> **Written instruction**
Reproduce each of the following lines without any changes, for every entry.

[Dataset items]
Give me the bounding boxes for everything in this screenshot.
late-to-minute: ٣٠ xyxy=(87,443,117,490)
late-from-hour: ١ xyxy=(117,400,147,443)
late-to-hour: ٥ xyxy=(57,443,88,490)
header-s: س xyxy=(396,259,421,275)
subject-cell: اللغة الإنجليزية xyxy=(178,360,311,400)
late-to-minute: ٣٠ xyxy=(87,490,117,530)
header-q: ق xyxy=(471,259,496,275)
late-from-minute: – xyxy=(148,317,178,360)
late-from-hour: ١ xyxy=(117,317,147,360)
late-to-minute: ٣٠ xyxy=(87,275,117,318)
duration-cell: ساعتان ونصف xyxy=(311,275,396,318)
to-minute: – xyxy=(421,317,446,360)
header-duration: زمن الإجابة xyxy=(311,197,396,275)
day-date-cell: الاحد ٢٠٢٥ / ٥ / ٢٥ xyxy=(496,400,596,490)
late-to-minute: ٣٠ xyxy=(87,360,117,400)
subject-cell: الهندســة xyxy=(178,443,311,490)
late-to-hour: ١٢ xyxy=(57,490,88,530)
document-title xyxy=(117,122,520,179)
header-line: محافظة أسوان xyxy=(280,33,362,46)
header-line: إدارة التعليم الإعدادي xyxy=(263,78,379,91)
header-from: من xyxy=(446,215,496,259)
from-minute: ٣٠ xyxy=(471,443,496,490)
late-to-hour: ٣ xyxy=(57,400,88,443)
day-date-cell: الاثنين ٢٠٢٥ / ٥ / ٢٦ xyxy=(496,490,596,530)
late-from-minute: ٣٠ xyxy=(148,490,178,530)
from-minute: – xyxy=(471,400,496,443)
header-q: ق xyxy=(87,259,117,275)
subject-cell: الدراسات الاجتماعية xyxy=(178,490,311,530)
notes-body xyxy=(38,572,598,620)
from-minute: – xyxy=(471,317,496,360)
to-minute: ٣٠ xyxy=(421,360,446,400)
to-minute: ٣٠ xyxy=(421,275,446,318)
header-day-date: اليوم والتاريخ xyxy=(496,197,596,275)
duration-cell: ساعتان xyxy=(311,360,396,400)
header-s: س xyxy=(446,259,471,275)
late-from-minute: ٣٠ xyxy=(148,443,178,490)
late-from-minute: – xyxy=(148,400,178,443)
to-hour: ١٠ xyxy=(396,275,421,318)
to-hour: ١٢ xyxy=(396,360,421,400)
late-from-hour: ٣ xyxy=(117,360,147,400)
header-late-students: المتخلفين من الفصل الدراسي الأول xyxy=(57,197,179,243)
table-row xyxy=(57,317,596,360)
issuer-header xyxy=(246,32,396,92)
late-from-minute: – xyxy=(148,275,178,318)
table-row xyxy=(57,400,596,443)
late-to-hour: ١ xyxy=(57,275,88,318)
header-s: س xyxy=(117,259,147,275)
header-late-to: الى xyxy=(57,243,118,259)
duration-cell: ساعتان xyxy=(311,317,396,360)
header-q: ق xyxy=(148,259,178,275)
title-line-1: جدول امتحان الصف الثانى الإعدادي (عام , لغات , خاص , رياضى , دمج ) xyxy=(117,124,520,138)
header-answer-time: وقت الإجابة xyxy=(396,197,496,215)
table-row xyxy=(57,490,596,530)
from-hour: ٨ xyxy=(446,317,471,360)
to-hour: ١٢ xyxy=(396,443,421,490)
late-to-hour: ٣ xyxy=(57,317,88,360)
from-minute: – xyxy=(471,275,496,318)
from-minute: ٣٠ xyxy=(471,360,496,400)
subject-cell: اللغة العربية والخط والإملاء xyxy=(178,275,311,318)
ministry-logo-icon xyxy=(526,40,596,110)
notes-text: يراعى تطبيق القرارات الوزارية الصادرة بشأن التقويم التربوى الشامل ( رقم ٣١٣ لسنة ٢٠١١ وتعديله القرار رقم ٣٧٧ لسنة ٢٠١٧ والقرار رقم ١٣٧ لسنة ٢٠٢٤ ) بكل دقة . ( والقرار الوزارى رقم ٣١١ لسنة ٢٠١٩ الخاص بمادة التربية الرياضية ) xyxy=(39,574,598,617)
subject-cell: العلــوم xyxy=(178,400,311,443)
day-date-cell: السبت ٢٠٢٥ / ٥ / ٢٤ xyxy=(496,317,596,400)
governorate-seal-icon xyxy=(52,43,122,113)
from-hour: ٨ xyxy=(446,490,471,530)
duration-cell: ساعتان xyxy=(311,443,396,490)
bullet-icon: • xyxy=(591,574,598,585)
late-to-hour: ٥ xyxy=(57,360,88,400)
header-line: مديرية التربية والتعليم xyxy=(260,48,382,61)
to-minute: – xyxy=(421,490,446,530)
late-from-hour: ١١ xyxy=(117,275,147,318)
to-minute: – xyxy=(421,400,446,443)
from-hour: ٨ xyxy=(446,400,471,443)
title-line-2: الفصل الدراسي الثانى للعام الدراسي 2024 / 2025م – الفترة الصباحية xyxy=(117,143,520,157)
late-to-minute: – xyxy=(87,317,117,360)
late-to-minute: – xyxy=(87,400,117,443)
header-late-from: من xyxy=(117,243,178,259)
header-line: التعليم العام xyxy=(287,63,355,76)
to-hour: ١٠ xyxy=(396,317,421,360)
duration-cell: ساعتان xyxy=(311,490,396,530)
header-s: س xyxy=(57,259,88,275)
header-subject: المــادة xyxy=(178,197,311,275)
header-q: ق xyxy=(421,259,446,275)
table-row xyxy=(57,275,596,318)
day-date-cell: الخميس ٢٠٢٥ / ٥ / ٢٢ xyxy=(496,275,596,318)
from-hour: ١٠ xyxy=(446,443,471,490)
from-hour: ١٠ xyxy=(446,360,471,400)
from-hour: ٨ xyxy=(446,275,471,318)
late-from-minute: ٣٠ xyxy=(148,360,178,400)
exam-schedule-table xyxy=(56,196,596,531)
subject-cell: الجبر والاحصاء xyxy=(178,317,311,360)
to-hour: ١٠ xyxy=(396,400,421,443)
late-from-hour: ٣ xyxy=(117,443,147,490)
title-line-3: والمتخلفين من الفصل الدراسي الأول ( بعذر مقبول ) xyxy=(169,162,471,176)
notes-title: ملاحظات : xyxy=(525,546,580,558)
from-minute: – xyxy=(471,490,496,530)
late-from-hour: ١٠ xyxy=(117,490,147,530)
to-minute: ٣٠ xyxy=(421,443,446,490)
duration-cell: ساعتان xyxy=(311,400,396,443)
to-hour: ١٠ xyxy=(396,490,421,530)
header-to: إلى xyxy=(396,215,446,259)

> **Right answer**
Give me the bounding boxes for everything in this screenshot.
late-to-minute: ٣٠ xyxy=(87,443,117,490)
late-from-hour: ١ xyxy=(117,400,147,443)
late-to-hour: ٥ xyxy=(57,443,88,490)
header-s: س xyxy=(396,259,421,275)
subject-cell: اللغة الإنجليزية xyxy=(178,360,311,400)
late-to-minute: ٣٠ xyxy=(87,490,117,530)
header-q: ق xyxy=(471,259,496,275)
late-from-minute: – xyxy=(148,317,178,360)
late-from-hour: ١ xyxy=(117,317,147,360)
late-to-minute: ٣٠ xyxy=(87,275,117,318)
duration-cell: ساعتان ونصف xyxy=(311,275,396,318)
to-minute: – xyxy=(421,317,446,360)
header-duration: زمن الإجابة xyxy=(311,197,396,275)
day-date-cell: الاحد ٢٠٢٥ / ٥ / ٢٥ xyxy=(496,400,596,490)
late-to-minute: ٣٠ xyxy=(87,360,117,400)
subject-cell: الهندســة xyxy=(178,443,311,490)
late-to-hour: ١٢ xyxy=(57,490,88,530)
document-title xyxy=(117,122,520,179)
header-line: محافظة أسوان xyxy=(280,33,362,46)
header-line: إدارة التعليم الإعدادي xyxy=(263,78,379,91)
header-from: من xyxy=(446,215,496,259)
from-minute: ٣٠ xyxy=(471,443,496,490)
late-to-hour: ٣ xyxy=(57,400,88,443)
day-date-cell: الاثنين ٢٠٢٥ / ٥ / ٢٦ xyxy=(496,490,596,530)
late-from-minute: ٣٠ xyxy=(148,490,178,530)
from-minute: – xyxy=(471,400,496,443)
header-q: ق xyxy=(87,259,117,275)
subject-cell: الدراسات الاجتماعية xyxy=(178,490,311,530)
notes-body xyxy=(38,572,598,620)
from-minute: – xyxy=(471,317,496,360)
to-minute: ٣٠ xyxy=(421,360,446,400)
to-minute: ٣٠ xyxy=(421,275,446,318)
header-day-date: اليوم والتاريخ xyxy=(496,197,596,275)
duration-cell: ساعتان xyxy=(311,360,396,400)
header-s: س xyxy=(446,259,471,275)
late-from-minute: ٣٠ xyxy=(148,443,178,490)
late-from-minute: – xyxy=(148,400,178,443)
to-hour: ١٠ xyxy=(396,275,421,318)
to-hour: ١٢ xyxy=(396,360,421,400)
late-from-hour: ٣ xyxy=(117,360,147,400)
header-late-students: المتخلفين من الفصل الدراسي الأول xyxy=(57,197,179,243)
table-row xyxy=(57,317,596,360)
issuer-header xyxy=(246,32,396,92)
late-from-minute: – xyxy=(148,275,178,318)
table-row xyxy=(57,400,596,443)
late-to-hour: ١ xyxy=(57,275,88,318)
header-s: س xyxy=(117,259,147,275)
header-late-to: الى xyxy=(57,243,118,259)
duration-cell: ساعتان xyxy=(311,317,396,360)
header-q: ق xyxy=(148,259,178,275)
title-line-1: جدول امتحان الصف الثانى الإعدادي (عام , لغات , خاص , رياضى , دمج ) xyxy=(117,124,520,138)
header-answer-time: وقت الإجابة xyxy=(396,197,496,215)
table-row xyxy=(57,490,596,530)
from-hour: ٨ xyxy=(446,317,471,360)
to-hour: ١٢ xyxy=(396,443,421,490)
late-to-hour: ٣ xyxy=(57,317,88,360)
from-minute: – xyxy=(471,275,496,318)
from-minute: ٣٠ xyxy=(471,360,496,400)
subject-cell: اللغة العربية والخط والإملاء xyxy=(178,275,311,318)
ministry-logo-icon xyxy=(526,40,596,110)
notes-text: يراعى تطبيق القرارات الوزارية الصادرة بشأن التقويم التربوى الشامل ( رقم ٣١٣ لسنة ٢٠١١ وتعديله القرار رقم ٣٧٧ لسنة ٢٠١٧ والقرار رقم ١٣٧ لسنة ٢٠٢٤ ) بكل دقة . ( والقرار الوزارى رقم ٣١١ لسنة ٢٠١٩ الخاص بمادة التربية الرياضية ) xyxy=(39,574,598,617)
subject-cell: العلــوم xyxy=(178,400,311,443)
day-date-cell: السبت ٢٠٢٥ / ٥ / ٢٤ xyxy=(496,317,596,400)
governorate-seal-icon xyxy=(52,43,122,113)
from-hour: ٨ xyxy=(446,490,471,530)
duration-cell: ساعتان xyxy=(311,443,396,490)
bullet-icon: • xyxy=(591,574,598,585)
late-to-hour: ٥ xyxy=(57,360,88,400)
header-line: مديرية التربية والتعليم xyxy=(260,48,382,61)
to-minute: – xyxy=(421,490,446,530)
late-from-hour: ١١ xyxy=(117,275,147,318)
to-minute: – xyxy=(421,400,446,443)
from-hour: ٨ xyxy=(446,400,471,443)
title-line-2: الفصل الدراسي الثانى للعام الدراسي 2024 / 2025م – الفترة الصباحية xyxy=(117,143,520,157)
late-to-minute: – xyxy=(87,317,117,360)
late-to-minute: – xyxy=(87,400,117,443)
header-late-from: من xyxy=(117,243,178,259)
header-line: التعليم العام xyxy=(287,63,355,76)
to-hour: ١٠ xyxy=(396,317,421,360)
duration-cell: ساعتان xyxy=(311,490,396,530)
header-s: س xyxy=(57,259,88,275)
header-subject: المــادة xyxy=(178,197,311,275)
header-q: ق xyxy=(421,259,446,275)
table-row xyxy=(57,275,596,318)
day-date-cell: الخميس ٢٠٢٥ / ٥ / ٢٢ xyxy=(496,275,596,318)
from-hour: ١٠ xyxy=(446,443,471,490)
from-hour: ١٠ xyxy=(446,360,471,400)
from-hour: ٨ xyxy=(446,275,471,318)
late-from-minute: ٣٠ xyxy=(148,360,178,400)
exam-schedule-table xyxy=(56,196,596,531)
subject-cell: الجبر والاحصاء xyxy=(178,317,311,360)
to-hour: ١٠ xyxy=(396,400,421,443)
late-from-hour: ٣ xyxy=(117,443,147,490)
title-line-3: والمتخلفين من الفصل الدراسي الأول ( بعذر مقبول ) xyxy=(169,162,471,176)
notes-title: ملاحظات : xyxy=(525,546,580,558)
from-minute: – xyxy=(471,490,496,530)
late-from-hour: ١٠ xyxy=(117,490,147,530)
to-minute: ٣٠ xyxy=(421,443,446,490)
duration-cell: ساعتان xyxy=(311,400,396,443)
to-hour: ١٠ xyxy=(396,490,421,530)
header-to: إلى xyxy=(396,215,446,259)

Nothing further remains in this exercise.